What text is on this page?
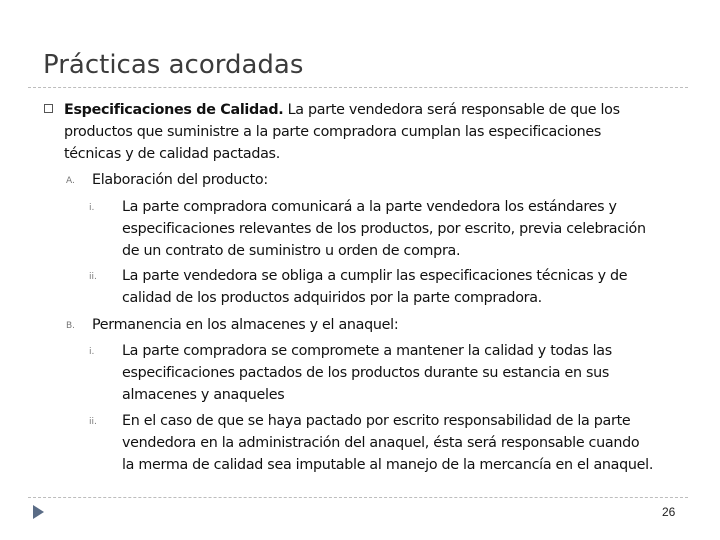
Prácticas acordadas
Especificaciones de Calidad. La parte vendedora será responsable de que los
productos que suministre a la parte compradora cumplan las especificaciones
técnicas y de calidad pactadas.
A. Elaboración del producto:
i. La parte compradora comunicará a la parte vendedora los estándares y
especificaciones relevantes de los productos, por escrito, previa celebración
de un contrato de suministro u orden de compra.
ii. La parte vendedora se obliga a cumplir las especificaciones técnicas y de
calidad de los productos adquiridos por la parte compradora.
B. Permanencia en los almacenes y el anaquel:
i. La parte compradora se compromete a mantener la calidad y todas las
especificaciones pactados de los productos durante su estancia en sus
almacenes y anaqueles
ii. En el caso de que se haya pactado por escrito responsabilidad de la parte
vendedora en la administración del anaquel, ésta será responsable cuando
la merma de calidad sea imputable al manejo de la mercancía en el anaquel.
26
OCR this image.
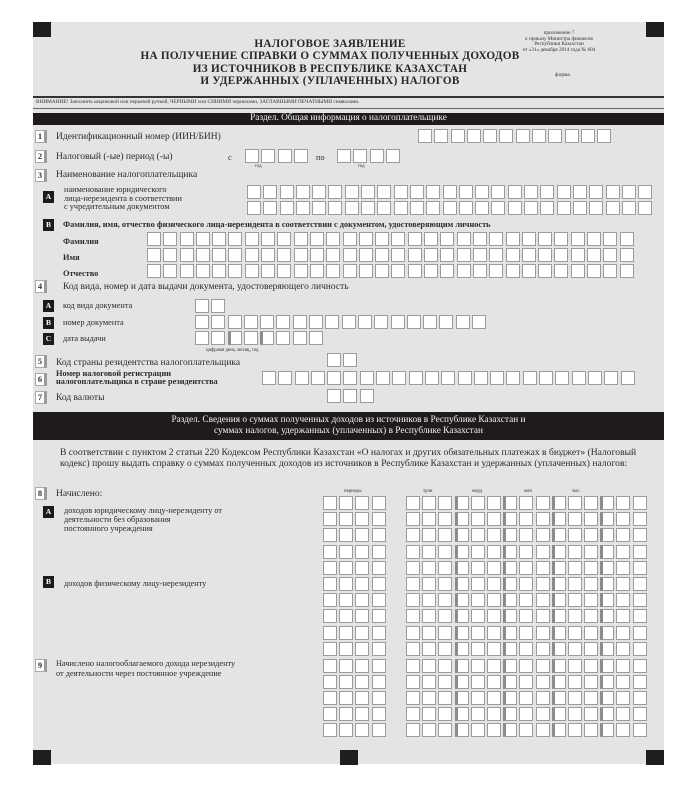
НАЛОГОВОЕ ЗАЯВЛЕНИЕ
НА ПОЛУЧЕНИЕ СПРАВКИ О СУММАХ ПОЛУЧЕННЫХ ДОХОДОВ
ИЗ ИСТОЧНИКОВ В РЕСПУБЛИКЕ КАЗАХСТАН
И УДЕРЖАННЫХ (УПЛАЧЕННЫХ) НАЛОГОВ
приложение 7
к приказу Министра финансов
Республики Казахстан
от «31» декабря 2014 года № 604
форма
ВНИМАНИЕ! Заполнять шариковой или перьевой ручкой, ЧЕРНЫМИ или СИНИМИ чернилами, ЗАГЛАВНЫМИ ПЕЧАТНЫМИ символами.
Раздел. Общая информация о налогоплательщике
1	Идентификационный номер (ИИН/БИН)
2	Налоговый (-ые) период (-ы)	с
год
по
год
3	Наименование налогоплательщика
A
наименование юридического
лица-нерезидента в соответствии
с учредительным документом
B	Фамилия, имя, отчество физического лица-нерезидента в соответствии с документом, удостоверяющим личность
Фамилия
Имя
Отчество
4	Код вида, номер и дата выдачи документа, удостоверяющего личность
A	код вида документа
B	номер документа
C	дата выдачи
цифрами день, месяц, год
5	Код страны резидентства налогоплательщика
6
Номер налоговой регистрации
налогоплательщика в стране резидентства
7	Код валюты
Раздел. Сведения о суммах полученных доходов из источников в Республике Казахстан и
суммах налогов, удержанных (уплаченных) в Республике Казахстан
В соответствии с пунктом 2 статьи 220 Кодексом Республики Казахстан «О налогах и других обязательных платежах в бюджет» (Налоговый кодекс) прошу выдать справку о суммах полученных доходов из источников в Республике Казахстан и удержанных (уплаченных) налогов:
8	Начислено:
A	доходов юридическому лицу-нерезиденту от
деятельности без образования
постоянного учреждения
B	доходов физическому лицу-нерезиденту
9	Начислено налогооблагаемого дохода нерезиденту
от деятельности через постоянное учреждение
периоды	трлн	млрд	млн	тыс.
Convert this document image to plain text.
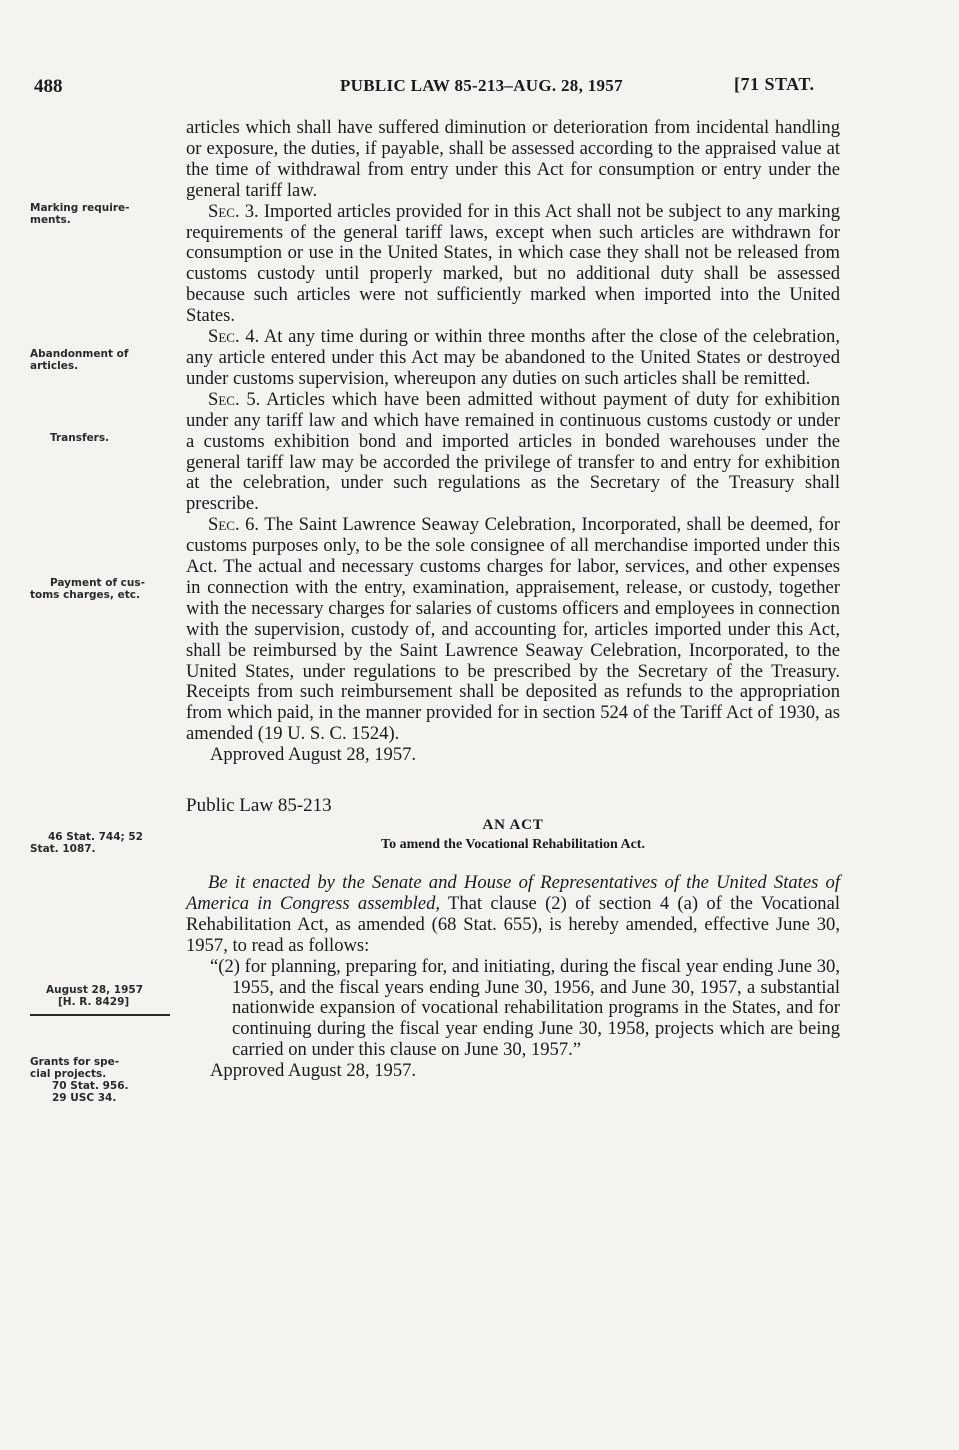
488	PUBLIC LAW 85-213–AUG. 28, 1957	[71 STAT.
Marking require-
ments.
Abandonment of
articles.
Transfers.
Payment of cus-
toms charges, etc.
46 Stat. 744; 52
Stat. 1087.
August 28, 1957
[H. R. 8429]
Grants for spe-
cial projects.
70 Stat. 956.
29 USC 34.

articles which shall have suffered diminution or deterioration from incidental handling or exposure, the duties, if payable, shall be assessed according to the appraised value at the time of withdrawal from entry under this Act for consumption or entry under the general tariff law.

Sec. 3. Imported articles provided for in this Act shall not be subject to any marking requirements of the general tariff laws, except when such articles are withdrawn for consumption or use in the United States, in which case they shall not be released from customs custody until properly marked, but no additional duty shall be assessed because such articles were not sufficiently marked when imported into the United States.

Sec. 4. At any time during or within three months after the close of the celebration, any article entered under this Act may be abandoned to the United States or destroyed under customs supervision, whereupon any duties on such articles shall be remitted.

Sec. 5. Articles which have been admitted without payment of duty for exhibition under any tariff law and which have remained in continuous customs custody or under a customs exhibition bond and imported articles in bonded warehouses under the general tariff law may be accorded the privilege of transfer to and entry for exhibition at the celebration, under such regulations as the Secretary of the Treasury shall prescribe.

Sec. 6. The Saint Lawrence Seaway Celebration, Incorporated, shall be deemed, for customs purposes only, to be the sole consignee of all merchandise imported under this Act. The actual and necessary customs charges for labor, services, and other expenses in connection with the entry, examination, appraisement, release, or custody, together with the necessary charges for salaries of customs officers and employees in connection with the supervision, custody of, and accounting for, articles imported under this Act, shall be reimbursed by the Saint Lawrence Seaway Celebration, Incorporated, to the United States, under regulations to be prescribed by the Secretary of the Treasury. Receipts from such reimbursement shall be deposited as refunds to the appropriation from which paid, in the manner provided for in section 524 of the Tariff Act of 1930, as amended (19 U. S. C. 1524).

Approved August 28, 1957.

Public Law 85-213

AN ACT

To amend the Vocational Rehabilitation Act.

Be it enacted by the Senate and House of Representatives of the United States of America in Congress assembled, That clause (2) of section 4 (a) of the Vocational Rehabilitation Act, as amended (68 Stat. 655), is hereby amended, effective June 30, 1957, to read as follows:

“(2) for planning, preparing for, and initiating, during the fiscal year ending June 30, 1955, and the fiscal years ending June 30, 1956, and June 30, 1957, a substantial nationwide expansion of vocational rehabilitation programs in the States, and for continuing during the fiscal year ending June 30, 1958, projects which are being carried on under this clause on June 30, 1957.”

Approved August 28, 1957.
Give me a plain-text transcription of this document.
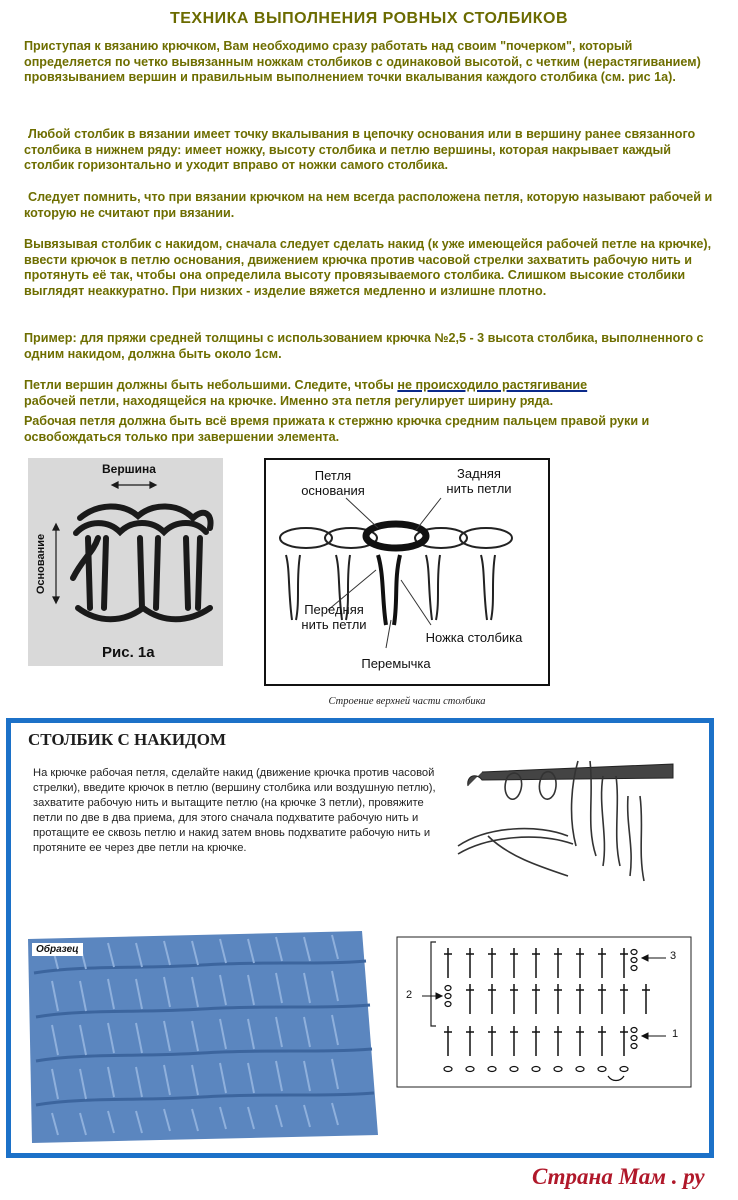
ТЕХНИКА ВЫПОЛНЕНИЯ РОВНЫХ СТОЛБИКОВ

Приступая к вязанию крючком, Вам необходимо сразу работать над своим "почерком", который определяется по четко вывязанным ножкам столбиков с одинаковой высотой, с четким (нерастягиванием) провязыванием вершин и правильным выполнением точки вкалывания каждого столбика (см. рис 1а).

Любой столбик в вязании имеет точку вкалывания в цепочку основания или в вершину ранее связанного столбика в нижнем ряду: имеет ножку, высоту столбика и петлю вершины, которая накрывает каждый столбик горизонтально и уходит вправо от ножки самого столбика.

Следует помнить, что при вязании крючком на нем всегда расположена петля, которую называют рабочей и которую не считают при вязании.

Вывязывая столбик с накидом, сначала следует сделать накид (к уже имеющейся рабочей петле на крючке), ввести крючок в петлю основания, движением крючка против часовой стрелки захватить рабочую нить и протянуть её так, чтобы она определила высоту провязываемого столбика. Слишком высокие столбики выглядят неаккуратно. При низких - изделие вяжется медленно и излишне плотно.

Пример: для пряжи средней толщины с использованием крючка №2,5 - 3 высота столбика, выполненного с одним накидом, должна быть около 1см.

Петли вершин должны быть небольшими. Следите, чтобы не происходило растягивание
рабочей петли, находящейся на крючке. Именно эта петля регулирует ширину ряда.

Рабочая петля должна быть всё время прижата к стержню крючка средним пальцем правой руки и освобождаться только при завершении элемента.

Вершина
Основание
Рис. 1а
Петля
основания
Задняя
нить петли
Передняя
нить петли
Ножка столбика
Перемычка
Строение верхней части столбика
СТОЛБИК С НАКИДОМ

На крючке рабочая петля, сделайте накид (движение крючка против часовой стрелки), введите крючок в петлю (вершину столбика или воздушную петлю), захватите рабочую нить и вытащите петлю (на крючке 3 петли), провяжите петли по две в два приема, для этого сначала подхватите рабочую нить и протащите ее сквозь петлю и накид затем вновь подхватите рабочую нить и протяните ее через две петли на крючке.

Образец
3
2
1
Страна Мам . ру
============
Extract all lines containing the word "лицу".

A	доходов юридическому лицу-нерезиденту от
B	доходов физическому лицу-нерезиденту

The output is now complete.